** Start of Material for this exercise **

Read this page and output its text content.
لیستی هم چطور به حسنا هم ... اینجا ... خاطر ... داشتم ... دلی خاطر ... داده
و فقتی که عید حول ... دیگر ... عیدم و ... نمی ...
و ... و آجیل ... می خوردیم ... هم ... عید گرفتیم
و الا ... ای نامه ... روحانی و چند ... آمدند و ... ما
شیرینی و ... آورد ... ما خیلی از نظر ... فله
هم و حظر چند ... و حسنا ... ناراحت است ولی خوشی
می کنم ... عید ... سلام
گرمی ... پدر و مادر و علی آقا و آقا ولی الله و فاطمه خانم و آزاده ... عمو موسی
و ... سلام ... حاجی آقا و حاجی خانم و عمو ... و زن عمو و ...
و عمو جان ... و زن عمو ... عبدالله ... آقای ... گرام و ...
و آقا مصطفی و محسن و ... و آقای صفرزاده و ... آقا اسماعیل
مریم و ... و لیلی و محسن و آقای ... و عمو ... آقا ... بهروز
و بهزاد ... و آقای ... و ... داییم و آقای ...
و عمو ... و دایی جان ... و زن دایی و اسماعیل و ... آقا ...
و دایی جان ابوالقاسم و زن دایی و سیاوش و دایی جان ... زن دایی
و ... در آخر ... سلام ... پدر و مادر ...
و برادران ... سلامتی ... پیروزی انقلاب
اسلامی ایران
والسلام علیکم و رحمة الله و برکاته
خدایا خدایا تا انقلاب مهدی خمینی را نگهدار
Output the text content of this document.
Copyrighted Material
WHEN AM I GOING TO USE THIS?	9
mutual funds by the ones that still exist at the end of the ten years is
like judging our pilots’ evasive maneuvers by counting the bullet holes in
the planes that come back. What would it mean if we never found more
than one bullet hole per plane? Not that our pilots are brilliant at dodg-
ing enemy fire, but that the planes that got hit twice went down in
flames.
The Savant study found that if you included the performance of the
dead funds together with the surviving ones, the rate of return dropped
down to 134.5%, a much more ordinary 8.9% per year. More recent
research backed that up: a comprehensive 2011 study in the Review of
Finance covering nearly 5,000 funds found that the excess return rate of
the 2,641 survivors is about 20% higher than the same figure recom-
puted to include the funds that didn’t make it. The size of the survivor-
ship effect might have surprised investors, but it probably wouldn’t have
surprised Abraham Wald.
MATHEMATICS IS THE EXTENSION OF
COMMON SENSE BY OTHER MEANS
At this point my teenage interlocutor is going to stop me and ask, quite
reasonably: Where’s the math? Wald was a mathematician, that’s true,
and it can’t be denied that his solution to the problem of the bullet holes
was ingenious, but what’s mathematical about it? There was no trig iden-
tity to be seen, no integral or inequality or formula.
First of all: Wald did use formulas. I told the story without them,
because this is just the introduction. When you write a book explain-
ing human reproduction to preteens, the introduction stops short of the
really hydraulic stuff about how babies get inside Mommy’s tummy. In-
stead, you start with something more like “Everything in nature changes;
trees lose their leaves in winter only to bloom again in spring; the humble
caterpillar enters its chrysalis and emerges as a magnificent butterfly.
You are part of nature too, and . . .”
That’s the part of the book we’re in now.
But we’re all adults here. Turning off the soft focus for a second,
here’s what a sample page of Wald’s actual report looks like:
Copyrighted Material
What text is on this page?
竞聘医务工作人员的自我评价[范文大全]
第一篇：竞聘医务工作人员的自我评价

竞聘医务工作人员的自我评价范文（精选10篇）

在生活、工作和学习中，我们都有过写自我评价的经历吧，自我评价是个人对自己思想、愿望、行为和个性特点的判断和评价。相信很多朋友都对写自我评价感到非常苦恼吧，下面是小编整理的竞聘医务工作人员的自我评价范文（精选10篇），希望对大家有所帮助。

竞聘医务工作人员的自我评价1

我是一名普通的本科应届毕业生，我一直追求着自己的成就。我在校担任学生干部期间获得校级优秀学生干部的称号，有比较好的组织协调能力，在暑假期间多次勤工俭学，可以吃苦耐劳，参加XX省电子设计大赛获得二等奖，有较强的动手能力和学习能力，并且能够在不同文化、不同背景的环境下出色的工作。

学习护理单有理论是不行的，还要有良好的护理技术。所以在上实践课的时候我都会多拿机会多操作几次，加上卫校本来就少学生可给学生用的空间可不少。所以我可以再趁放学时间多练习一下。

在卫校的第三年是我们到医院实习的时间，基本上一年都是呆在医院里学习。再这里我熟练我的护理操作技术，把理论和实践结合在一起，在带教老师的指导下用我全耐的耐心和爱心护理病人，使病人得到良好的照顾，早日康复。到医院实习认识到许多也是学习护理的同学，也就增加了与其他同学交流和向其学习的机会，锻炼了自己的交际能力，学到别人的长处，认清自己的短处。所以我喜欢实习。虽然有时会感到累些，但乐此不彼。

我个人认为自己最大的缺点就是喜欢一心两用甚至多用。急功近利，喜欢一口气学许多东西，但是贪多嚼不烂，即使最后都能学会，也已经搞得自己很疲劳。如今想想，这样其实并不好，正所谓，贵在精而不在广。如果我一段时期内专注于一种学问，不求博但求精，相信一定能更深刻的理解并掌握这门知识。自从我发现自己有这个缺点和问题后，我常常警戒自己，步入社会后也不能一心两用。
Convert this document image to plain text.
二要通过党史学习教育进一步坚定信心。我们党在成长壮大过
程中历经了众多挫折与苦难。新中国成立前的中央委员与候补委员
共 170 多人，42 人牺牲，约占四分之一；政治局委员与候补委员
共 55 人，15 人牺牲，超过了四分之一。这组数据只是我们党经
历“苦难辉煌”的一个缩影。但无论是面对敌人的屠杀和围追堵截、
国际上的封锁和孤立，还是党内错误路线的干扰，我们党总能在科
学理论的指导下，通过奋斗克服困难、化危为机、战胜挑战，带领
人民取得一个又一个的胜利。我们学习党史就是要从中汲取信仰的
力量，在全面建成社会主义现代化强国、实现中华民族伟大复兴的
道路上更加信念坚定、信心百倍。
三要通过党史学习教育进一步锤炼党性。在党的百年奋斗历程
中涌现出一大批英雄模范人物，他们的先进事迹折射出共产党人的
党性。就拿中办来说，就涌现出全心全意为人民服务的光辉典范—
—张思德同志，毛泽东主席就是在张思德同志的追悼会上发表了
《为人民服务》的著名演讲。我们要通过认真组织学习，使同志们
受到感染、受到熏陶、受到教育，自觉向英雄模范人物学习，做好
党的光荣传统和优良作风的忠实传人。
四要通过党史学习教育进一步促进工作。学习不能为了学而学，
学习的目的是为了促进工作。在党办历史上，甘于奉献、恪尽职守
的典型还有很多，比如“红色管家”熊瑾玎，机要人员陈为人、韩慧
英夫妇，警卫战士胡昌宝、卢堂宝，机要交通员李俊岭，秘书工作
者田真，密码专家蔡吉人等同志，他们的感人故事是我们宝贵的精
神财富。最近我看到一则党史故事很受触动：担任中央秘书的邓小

** End of Material for this exercise **

Nothing should be left out: return all of the records exactly.

Read this page and output its text content.
لیستی هم چطور به حسنا هم ... اینجا ... خاطر ... داشتم ... دلی خاطر ... داده
و فقتی که عید حول ... دیگر ... عیدم و ... نمی ...
و ... و آجیل ... می خوردیم ... هم ... عید گرفتیم
و الا ... ای نامه ... روحانی و چند ... آمدند و ... ما
شیرینی و ... آورد ... ما خیلی از نظر ... فله
هم و حظر چند ... و حسنا ... ناراحت است ولی خوشی
می کنم ... عید ... سلام
گرمی ... پدر و مادر و علی آقا و آقا ولی الله و فاطمه خانم و آزاده ... عمو موسی
و ... سلام ... حاجی آقا و حاجی خانم و عمو ... و زن عمو و ...
و عمو جان ... و زن عمو ... عبدالله ... آقای ... گرام و ...
و آقا مصطفی و محسن و ... و آقای صفرزاده و ... آقا اسماعیل
مریم و ... و لیلی و محسن و آقای ... و عمو ... آقا ... بهروز
و بهزاد ... و آقای ... و ... داییم و آقای ...
و عمو ... و دایی جان ... و زن دایی و اسماعیل و ... آقا ...
و دایی جان ابوالقاسم و زن دایی و سیاوش و دایی جان ... زن دایی
و ... در آخر ... سلام ... پدر و مادر ...
و برادران ... سلامتی ... پیروزی انقلاب
اسلامی ایران
والسلام علیکم و رحمة الله و برکاته
خدایا خدایا تا انقلاب مهدی خمینی را نگهدار
Output the text content of this document.
Copyrighted Material
WHEN AM I GOING TO USE THIS?	9
mutual funds by the ones that still exist at the end of the ten years is
like judging our pilots’ evasive maneuvers by counting the bullet holes in
the planes that come back. What would it mean if we never found more
than one bullet hole per plane? Not that our pilots are brilliant at dodg-
ing enemy fire, but that the planes that got hit twice went down in
flames.
The Savant study found that if you included the performance of the
dead funds together with the surviving ones, the rate of return dropped
down to 134.5%, a much more ordinary 8.9% per year. More recent
research backed that up: a comprehensive 2011 study in the Review of
Finance covering nearly 5,000 funds found that the excess return rate of
the 2,641 survivors is about 20% higher than the same figure recom-
puted to include the funds that didn’t make it. The size of the survivor-
ship effect might have surprised investors, but it probably wouldn’t have
surprised Abraham Wald.
MATHEMATICS IS THE EXTENSION OF
COMMON SENSE BY OTHER MEANS
At this point my teenage interlocutor is going to stop me and ask, quite
reasonably: Where’s the math? Wald was a mathematician, that’s true,
and it can’t be denied that his solution to the problem of the bullet holes
was ingenious, but what’s mathematical about it? There was no trig iden-
tity to be seen, no integral or inequality or formula.
First of all: Wald did use formulas. I told the story without them,
because this is just the introduction. When you write a book explain-
ing human reproduction to preteens, the introduction stops short of the
really hydraulic stuff about how babies get inside Mommy’s tummy. In-
stead, you start with something more like “Everything in nature changes;
trees lose their leaves in winter only to bloom again in spring; the humble
caterpillar enters its chrysalis and emerges as a magnificent butterfly.
You are part of nature too, and . . .”
That’s the part of the book we’re in now.
But we’re all adults here. Turning off the soft focus for a second,
here’s what a sample page of Wald’s actual report looks like:
Copyrighted Material
What text is on this page?
竞聘医务工作人员的自我评价[范文大全]
第一篇：竞聘医务工作人员的自我评价

竞聘医务工作人员的自我评价范文（精选10篇）

在生活、工作和学习中，我们都有过写自我评价的经历吧，自我评价是个人对自己思想、愿望、行为和个性特点的判断和评价。相信很多朋友都对写自我评价感到非常苦恼吧，下面是小编整理的竞聘医务工作人员的自我评价范文（精选10篇），希望对大家有所帮助。

竞聘医务工作人员的自我评价1

我是一名普通的本科应届毕业生，我一直追求着自己的成就。我在校担任学生干部期间获得校级优秀学生干部的称号，有比较好的组织协调能力，在暑假期间多次勤工俭学，可以吃苦耐劳，参加XX省电子设计大赛获得二等奖，有较强的动手能力和学习能力，并且能够在不同文化、不同背景的环境下出色的工作。

学习护理单有理论是不行的，还要有良好的护理技术。所以在上实践课的时候我都会多拿机会多操作几次，加上卫校本来就少学生可给学生用的空间可不少。所以我可以再趁放学时间多练习一下。

在卫校的第三年是我们到医院实习的时间，基本上一年都是呆在医院里学习。再这里我熟练我的护理操作技术，把理论和实践结合在一起，在带教老师的指导下用我全耐的耐心和爱心护理病人，使病人得到良好的照顾，早日康复。到医院实习认识到许多也是学习护理的同学，也就增加了与其他同学交流和向其学习的机会，锻炼了自己的交际能力，学到别人的长处，认清自己的短处。所以我喜欢实习。虽然有时会感到累些，但乐此不彼。

我个人认为自己最大的缺点就是喜欢一心两用甚至多用。急功近利，喜欢一口气学许多东西，但是贪多嚼不烂，即使最后都能学会，也已经搞得自己很疲劳。如今想想，这样其实并不好，正所谓，贵在精而不在广。如果我一段时期内专注于一种学问，不求博但求精，相信一定能更深刻的理解并掌握这门知识。自从我发现自己有这个缺点和问题后，我常常警戒自己，步入社会后也不能一心两用。
Convert this document image to plain text.
二要通过党史学习教育进一步坚定信心。我们党在成长壮大过
程中历经了众多挫折与苦难。新中国成立前的中央委员与候补委员
共 170 多人，42 人牺牲，约占四分之一；政治局委员与候补委员
共 55 人，15 人牺牲，超过了四分之一。这组数据只是我们党经
历“苦难辉煌”的一个缩影。但无论是面对敌人的屠杀和围追堵截、
国际上的封锁和孤立，还是党内错误路线的干扰，我们党总能在科
学理论的指导下，通过奋斗克服困难、化危为机、战胜挑战，带领
人民取得一个又一个的胜利。我们学习党史就是要从中汲取信仰的
力量，在全面建成社会主义现代化强国、实现中华民族伟大复兴的
道路上更加信念坚定、信心百倍。
三要通过党史学习教育进一步锤炼党性。在党的百年奋斗历程
中涌现出一大批英雄模范人物，他们的先进事迹折射出共产党人的
党性。就拿中办来说，就涌现出全心全意为人民服务的光辉典范—
—张思德同志，毛泽东主席就是在张思德同志的追悼会上发表了
《为人民服务》的著名演讲。我们要通过认真组织学习，使同志们
受到感染、受到熏陶、受到教育，自觉向英雄模范人物学习，做好
党的光荣传统和优良作风的忠实传人。
四要通过党史学习教育进一步促进工作。学习不能为了学而学，
学习的目的是为了促进工作。在党办历史上，甘于奉献、恪尽职守
的典型还有很多，比如“红色管家”熊瑾玎，机要人员陈为人、韩慧
英夫妇，警卫战士胡昌宝、卢堂宝，机要交通员李俊岭，秘书工作
者田真，密码专家蔡吉人等同志，他们的感人故事是我们宝贵的精
神财富。最近我看到一则党史故事很受触动：担任中央秘书的邓小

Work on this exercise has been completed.